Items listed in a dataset
>> Begin

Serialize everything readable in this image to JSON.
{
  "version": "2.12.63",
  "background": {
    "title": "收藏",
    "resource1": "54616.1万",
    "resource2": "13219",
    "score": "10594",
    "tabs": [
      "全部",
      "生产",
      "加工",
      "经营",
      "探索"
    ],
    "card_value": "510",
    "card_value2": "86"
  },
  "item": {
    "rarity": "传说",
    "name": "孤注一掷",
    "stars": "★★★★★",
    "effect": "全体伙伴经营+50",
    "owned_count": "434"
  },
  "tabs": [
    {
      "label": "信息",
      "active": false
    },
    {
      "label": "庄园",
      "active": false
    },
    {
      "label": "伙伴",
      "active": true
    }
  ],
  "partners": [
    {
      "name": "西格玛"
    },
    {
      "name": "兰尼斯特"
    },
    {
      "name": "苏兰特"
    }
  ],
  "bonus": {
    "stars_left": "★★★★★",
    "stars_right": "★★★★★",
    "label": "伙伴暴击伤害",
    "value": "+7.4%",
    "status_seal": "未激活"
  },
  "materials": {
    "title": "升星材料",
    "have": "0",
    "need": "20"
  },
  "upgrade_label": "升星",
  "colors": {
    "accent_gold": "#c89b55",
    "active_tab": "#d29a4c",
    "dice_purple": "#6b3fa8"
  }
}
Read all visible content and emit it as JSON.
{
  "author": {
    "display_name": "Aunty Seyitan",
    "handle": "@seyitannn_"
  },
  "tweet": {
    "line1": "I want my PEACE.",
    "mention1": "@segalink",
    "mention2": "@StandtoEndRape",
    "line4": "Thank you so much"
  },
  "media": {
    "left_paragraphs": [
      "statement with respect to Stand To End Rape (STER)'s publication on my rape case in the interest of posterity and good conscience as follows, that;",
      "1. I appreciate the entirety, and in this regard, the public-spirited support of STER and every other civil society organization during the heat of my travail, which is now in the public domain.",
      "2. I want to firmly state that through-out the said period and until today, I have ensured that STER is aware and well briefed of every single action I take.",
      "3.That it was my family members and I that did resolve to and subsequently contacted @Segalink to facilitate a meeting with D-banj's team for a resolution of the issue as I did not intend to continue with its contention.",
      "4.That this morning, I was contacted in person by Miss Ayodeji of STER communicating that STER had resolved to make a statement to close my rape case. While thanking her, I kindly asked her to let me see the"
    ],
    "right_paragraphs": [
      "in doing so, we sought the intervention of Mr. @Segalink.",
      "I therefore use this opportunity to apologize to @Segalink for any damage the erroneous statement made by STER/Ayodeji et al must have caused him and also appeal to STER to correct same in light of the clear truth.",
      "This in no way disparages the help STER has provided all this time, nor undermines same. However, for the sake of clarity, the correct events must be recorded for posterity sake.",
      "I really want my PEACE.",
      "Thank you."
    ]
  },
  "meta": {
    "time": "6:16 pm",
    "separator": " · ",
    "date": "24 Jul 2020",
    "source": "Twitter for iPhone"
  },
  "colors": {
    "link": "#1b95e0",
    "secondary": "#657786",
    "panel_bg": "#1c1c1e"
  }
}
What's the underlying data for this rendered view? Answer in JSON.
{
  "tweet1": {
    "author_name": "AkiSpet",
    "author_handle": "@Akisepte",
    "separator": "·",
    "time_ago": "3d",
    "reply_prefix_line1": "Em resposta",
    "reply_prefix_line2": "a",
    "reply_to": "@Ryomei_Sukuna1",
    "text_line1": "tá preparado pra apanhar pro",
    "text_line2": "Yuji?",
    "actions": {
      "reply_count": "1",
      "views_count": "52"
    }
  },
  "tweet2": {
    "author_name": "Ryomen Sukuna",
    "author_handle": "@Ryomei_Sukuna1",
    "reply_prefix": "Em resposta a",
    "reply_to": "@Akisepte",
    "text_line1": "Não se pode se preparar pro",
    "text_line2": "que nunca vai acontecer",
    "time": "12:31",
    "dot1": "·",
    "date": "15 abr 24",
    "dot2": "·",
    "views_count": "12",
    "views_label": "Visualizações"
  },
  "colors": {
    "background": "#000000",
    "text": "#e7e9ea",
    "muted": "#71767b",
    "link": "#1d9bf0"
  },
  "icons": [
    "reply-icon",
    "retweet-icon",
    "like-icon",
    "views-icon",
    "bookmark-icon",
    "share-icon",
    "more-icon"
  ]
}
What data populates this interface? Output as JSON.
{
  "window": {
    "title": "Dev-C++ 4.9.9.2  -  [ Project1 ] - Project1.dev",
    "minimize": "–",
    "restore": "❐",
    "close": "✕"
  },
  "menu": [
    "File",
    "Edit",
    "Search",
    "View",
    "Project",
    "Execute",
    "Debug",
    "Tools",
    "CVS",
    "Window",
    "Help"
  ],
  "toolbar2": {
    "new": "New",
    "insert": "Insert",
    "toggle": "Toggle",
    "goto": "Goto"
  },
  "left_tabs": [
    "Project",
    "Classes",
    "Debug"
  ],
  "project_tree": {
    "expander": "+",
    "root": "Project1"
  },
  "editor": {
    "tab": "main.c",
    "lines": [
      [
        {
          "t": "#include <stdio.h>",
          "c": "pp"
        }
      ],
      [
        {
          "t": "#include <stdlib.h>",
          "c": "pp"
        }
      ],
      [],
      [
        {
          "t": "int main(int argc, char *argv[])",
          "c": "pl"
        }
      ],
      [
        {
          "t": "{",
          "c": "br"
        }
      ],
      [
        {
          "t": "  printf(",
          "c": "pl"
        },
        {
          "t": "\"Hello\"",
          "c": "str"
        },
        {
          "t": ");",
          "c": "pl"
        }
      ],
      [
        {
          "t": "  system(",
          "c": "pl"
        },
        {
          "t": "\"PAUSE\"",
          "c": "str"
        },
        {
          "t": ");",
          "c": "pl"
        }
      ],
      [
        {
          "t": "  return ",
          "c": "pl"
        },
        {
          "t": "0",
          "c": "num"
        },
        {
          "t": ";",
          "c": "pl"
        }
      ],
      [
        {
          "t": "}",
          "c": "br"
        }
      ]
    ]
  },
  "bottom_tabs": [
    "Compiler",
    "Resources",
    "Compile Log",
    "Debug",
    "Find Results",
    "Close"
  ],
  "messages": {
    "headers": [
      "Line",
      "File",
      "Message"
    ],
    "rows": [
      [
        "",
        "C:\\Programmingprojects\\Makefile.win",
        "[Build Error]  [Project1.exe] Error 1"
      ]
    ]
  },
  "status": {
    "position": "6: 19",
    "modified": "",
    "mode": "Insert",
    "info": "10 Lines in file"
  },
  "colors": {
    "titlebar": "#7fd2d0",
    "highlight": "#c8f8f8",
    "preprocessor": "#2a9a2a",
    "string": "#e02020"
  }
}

>> End

Repeat the entries above exactly, leaving nothing out.

Serialize everything readable in this image to JSON.
{
  "version": "2.12.63",
  "background": {
    "title": "收藏",
    "resource1": "54616.1万",
    "resource2": "13219",
    "score": "10594",
    "tabs": [
      "全部",
      "生产",
      "加工",
      "经营",
      "探索"
    ],
    "card_value": "510",
    "card_value2": "86"
  },
  "item": {
    "rarity": "传说",
    "name": "孤注一掷",
    "stars": "★★★★★",
    "effect": "全体伙伴经营+50",
    "owned_count": "434"
  },
  "tabs": [
    {
      "label": "信息",
      "active": false
    },
    {
      "label": "庄园",
      "active": false
    },
    {
      "label": "伙伴",
      "active": true
    }
  ],
  "partners": [
    {
      "name": "西格玛"
    },
    {
      "name": "兰尼斯特"
    },
    {
      "name": "苏兰特"
    }
  ],
  "bonus": {
    "stars_left": "★★★★★",
    "stars_right": "★★★★★",
    "label": "伙伴暴击伤害",
    "value": "+7.4%",
    "status_seal": "未激活"
  },
  "materials": {
    "title": "升星材料",
    "have": "0",
    "need": "20"
  },
  "upgrade_label": "升星",
  "colors": {
    "accent_gold": "#c89b55",
    "active_tab": "#d29a4c",
    "dice_purple": "#6b3fa8"
  }
}
Read all visible content and emit it as JSON.
{
  "author": {
    "display_name": "Aunty Seyitan",
    "handle": "@seyitannn_"
  },
  "tweet": {
    "line1": "I want my PEACE.",
    "mention1": "@segalink",
    "mention2": "@StandtoEndRape",
    "line4": "Thank you so much"
  },
  "media": {
    "left_paragraphs": [
      "statement with respect to Stand To End Rape (STER)'s publication on my rape case in the interest of posterity and good conscience as follows, that;",
      "1. I appreciate the entirety, and in this regard, the public-spirited support of STER and every other civil society organization during the heat of my travail, which is now in the public domain.",
      "2. I want to firmly state that through-out the said period and until today, I have ensured that STER is aware and well briefed of every single action I take.",
      "3.That it was my family members and I that did resolve to and subsequently contacted @Segalink to facilitate a meeting with D-banj's team for a resolution of the issue as I did not intend to continue with its contention.",
      "4.That this morning, I was contacted in person by Miss Ayodeji of STER communicating that STER had resolved to make a statement to close my rape case. While thanking her, I kindly asked her to let me see the"
    ],
    "right_paragraphs": [
      "in doing so, we sought the intervention of Mr. @Segalink.",
      "I therefore use this opportunity to apologize to @Segalink for any damage the erroneous statement made by STER/Ayodeji et al must have caused him and also appeal to STER to correct same in light of the clear truth.",
      "This in no way disparages the help STER has provided all this time, nor undermines same. However, for the sake of clarity, the correct events must be recorded for posterity sake.",
      "I really want my PEACE.",
      "Thank you."
    ]
  },
  "meta": {
    "time": "6:16 pm",
    "separator": " · ",
    "date": "24 Jul 2020",
    "source": "Twitter for iPhone"
  },
  "colors": {
    "link": "#1b95e0",
    "secondary": "#657786",
    "panel_bg": "#1c1c1e"
  }
}
What's the underlying data for this rendered view? Answer in JSON.
{
  "tweet1": {
    "author_name": "AkiSpet",
    "author_handle": "@Akisepte",
    "separator": "·",
    "time_ago": "3d",
    "reply_prefix_line1": "Em resposta",
    "reply_prefix_line2": "a",
    "reply_to": "@Ryomei_Sukuna1",
    "text_line1": "tá preparado pra apanhar pro",
    "text_line2": "Yuji?",
    "actions": {
      "reply_count": "1",
      "views_count": "52"
    }
  },
  "tweet2": {
    "author_name": "Ryomen Sukuna",
    "author_handle": "@Ryomei_Sukuna1",
    "reply_prefix": "Em resposta a",
    "reply_to": "@Akisepte",
    "text_line1": "Não se pode se preparar pro",
    "text_line2": "que nunca vai acontecer",
    "time": "12:31",
    "dot1": "·",
    "date": "15 abr 24",
    "dot2": "·",
    "views_count": "12",
    "views_label": "Visualizações"
  },
  "colors": {
    "background": "#000000",
    "text": "#e7e9ea",
    "muted": "#71767b",
    "link": "#1d9bf0"
  },
  "icons": [
    "reply-icon",
    "retweet-icon",
    "like-icon",
    "views-icon",
    "bookmark-icon",
    "share-icon",
    "more-icon"
  ]
}
What data populates this interface? Output as JSON.
{
  "window": {
    "title": "Dev-C++ 4.9.9.2  -  [ Project1 ] - Project1.dev",
    "minimize": "–",
    "restore": "❐",
    "close": "✕"
  },
  "menu": [
    "File",
    "Edit",
    "Search",
    "View",
    "Project",
    "Execute",
    "Debug",
    "Tools",
    "CVS",
    "Window",
    "Help"
  ],
  "toolbar2": {
    "new": "New",
    "insert": "Insert",
    "toggle": "Toggle",
    "goto": "Goto"
  },
  "left_tabs": [
    "Project",
    "Classes",
    "Debug"
  ],
  "project_tree": {
    "expander": "+",
    "root": "Project1"
  },
  "editor": {
    "tab": "main.c",
    "lines": [
      [
        {
          "t": "#include <stdio.h>",
          "c": "pp"
        }
      ],
      [
        {
          "t": "#include <stdlib.h>",
          "c": "pp"
        }
      ],
      [],
      [
        {
          "t": "int main(int argc, char *argv[])",
          "c": "pl"
        }
      ],
      [
        {
          "t": "{",
          "c": "br"
        }
      ],
      [
        {
          "t": "  printf(",
          "c": "pl"
        },
        {
          "t": "\"Hello\"",
          "c": "str"
        },
        {
          "t": ");",
          "c": "pl"
        }
      ],
      [
        {
          "t": "  system(",
          "c": "pl"
        },
        {
          "t": "\"PAUSE\"",
          "c": "str"
        },
        {
          "t": ");",
          "c": "pl"
        }
      ],
      [
        {
          "t": "  return ",
          "c": "pl"
        },
        {
          "t": "0",
          "c": "num"
        },
        {
          "t": ";",
          "c": "pl"
        }
      ],
      [
        {
          "t": "}",
          "c": "br"
        }
      ]
    ]
  },
  "bottom_tabs": [
    "Compiler",
    "Resources",
    "Compile Log",
    "Debug",
    "Find Results",
    "Close"
  ],
  "messages": {
    "headers": [
      "Line",
      "File",
      "Message"
    ],
    "rows": [
      [
        "",
        "C:\\Programmingprojects\\Makefile.win",
        "[Build Error]  [Project1.exe] Error 1"
      ]
    ]
  },
  "status": {
    "position": "6: 19",
    "modified": "",
    "mode": "Insert",
    "info": "10 Lines in file"
  },
  "colors": {
    "titlebar": "#7fd2d0",
    "highlight": "#c8f8f8",
    "preprocessor": "#2a9a2a",
    "string": "#e02020"
  }
}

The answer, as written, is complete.